**WHAT IS REQUIRED**
Reproduce the data in its entirety, exactly as supplied.

-- start DATA EXTRACT --

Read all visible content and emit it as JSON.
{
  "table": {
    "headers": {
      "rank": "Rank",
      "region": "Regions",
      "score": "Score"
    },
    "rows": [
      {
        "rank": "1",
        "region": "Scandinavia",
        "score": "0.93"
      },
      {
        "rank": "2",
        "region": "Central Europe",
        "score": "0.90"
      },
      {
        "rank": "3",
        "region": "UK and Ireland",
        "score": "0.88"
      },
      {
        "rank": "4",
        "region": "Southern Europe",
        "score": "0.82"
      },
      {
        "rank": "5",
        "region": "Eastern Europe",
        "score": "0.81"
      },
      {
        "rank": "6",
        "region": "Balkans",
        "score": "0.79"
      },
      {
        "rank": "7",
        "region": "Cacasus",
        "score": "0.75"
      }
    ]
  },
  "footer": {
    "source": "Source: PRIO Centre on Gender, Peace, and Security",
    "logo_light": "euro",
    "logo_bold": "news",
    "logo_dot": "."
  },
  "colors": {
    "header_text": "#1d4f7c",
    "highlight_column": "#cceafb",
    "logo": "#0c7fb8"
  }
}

-- end DATA EXTRACT --

**REPLY TO THE EXERCISE**
Read all visible content and emit it as JSON.
{
  "table": {
    "headers": {
      "rank": "Rank",
      "region": "Regions",
      "score": "Score"
    },
    "rows": [
      {
        "rank": "1",
        "region": "Scandinavia",
        "score": "0.93"
      },
      {
        "rank": "2",
        "region": "Central Europe",
        "score": "0.90"
      },
      {
        "rank": "3",
        "region": "UK and Ireland",
        "score": "0.88"
      },
      {
        "rank": "4",
        "region": "Southern Europe",
        "score": "0.82"
      },
      {
        "rank": "5",
        "region": "Eastern Europe",
        "score": "0.81"
      },
      {
        "rank": "6",
        "region": "Balkans",
        "score": "0.79"
      },
      {
        "rank": "7",
        "region": "Cacasus",
        "score": "0.75"
      }
    ]
  },
  "footer": {
    "source": "Source: PRIO Centre on Gender, Peace, and Security",
    "logo_light": "euro",
    "logo_bold": "news",
    "logo_dot": "."
  },
  "colors": {
    "header_text": "#1d4f7c",
    "highlight_column": "#cceafb",
    "logo": "#0c7fb8"
  }
}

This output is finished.